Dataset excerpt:
— BEGIN —
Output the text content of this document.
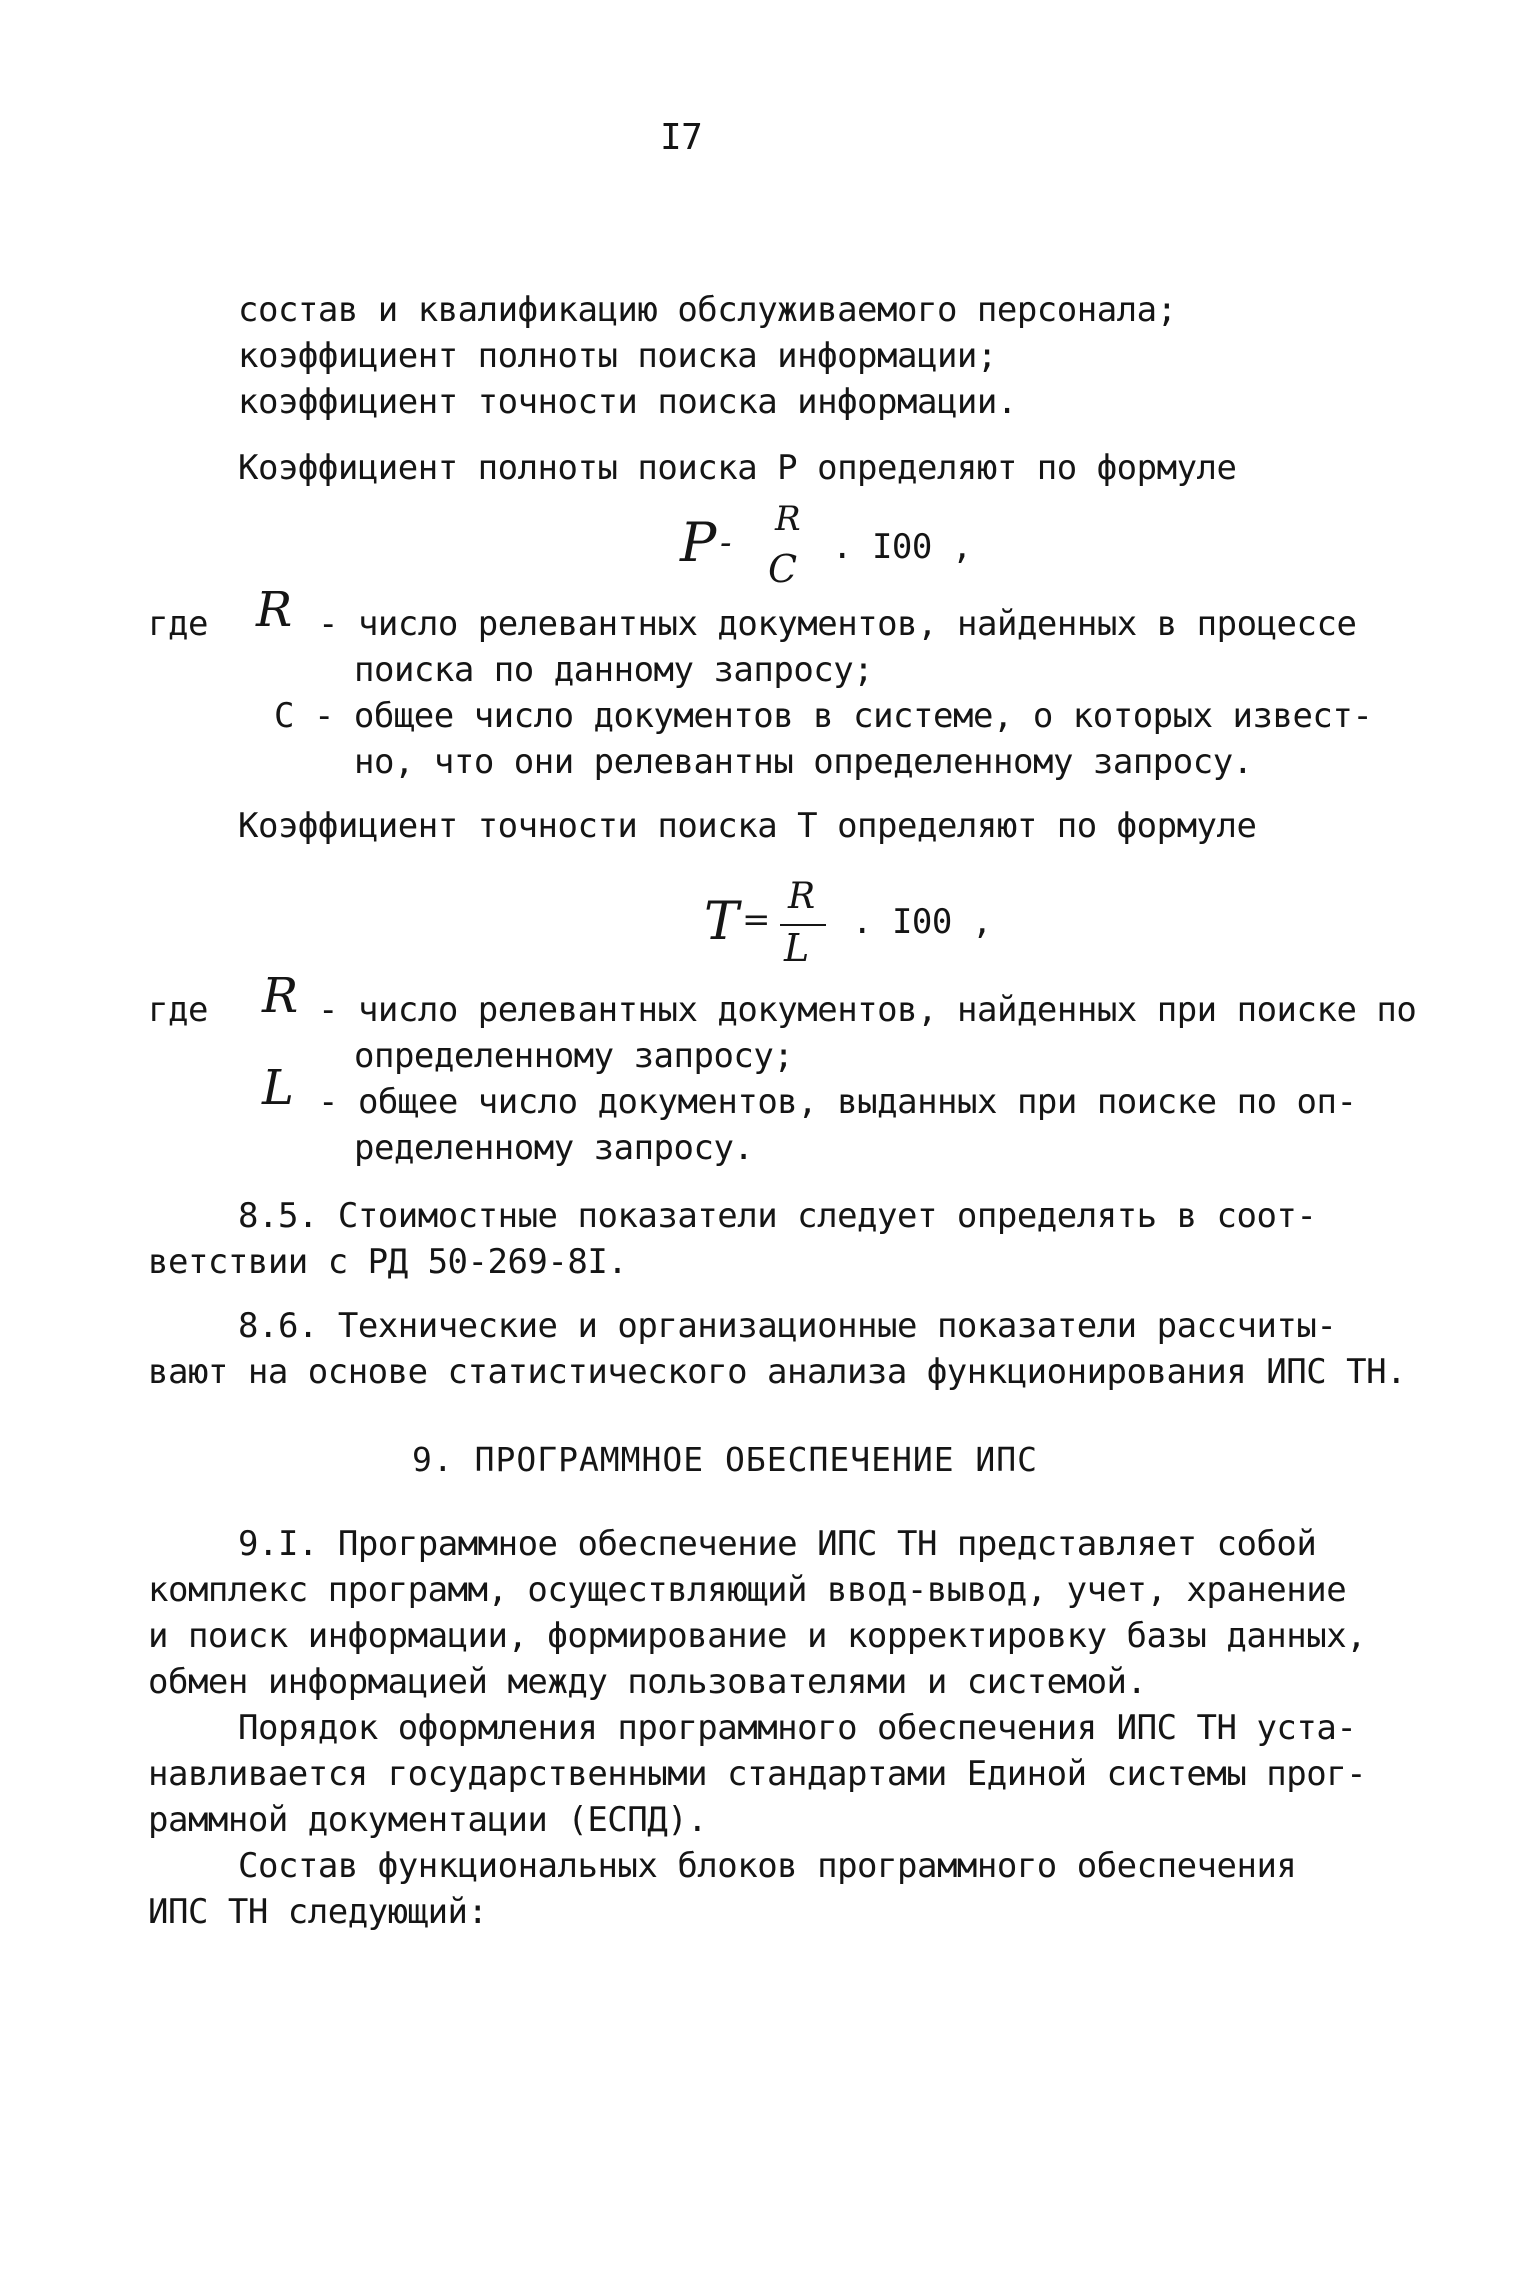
I7
состав и квалификацию обслуживаемого персонала;
коэффициент полноты поиска информации;
коэффициент точности поиска информации.
Коэффициент полноты поиска Р определяют по формуле
P -
R
C . I00 ,
где R - число релевантных документов, найденных в процессе
поиска по данному запросу;
С - общее число документов в системе, о которых извест-
но, что они релевантны определенному запросу.
Коэффициент точности поиска Т определяют по формуле
T =
R
L
. I00 ,
где R - число релевантных документов, найденных при поиске по
определенному запросу;
L - общее число документов, выданных при поиске по оп-
ределенному запросу.
8.5. Стоимостные показатели следует определять в соот-
ветствии с РД 50-269-8I.
8.6. Технические и организационные показатели рассчиты-
вают на основе статистического анализа функционирования ИПС ТН.
9. ПРОГРАММНОЕ ОБЕСПЕЧЕНИЕ ИПС
9.I. Программное обеспечение ИПС ТН представляет собой
комплекс программ, осуществляющий ввод-вывод, учет, хранение
и поиск информации, формирование и корректировку базы данных,
обмен информацией между пользователями и системой.
Порядок оформления программного обеспечения ИПС ТН уста-
навливается государственными стандартами Единой системы прог-
раммной документации (ЕСПД).
Состав функциональных блоков программного обеспечения
ИПС ТН следующий:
— END —
— Direction —
Quote each line of the listing exactly, but leave the pictures out.

— Final answer —
Output the text content of this document.
I7
состав и квалификацию обслуживаемого персонала;
коэффициент полноты поиска информации;
коэффициент точности поиска информации.
Коэффициент полноты поиска Р определяют по формуле
P -
R
C . I00 ,
где R - число релевантных документов, найденных в процессе
поиска по данному запросу;
С - общее число документов в системе, о которых извест-
но, что они релевантны определенному запросу.
Коэффициент точности поиска Т определяют по формуле
T =
R
L
. I00 ,
где R - число релевантных документов, найденных при поиске по
определенному запросу;
L - общее число документов, выданных при поиске по оп-
ределенному запросу.
8.5. Стоимостные показатели следует определять в соот-
ветствии с РД 50-269-8I.
8.6. Технические и организационные показатели рассчиты-
вают на основе статистического анализа функционирования ИПС ТН.
9. ПРОГРАММНОЕ ОБЕСПЕЧЕНИЕ ИПС
9.I. Программное обеспечение ИПС ТН представляет собой
комплекс программ, осуществляющий ввод-вывод, учет, хранение
и поиск информации, формирование и корректировку базы данных,
обмен информацией между пользователями и системой.
Порядок оформления программного обеспечения ИПС ТН уста-
навливается государственными стандартами Единой системы прог-
раммной документации (ЕСПД).
Состав функциональных блоков программного обеспечения
ИПС ТН следующий:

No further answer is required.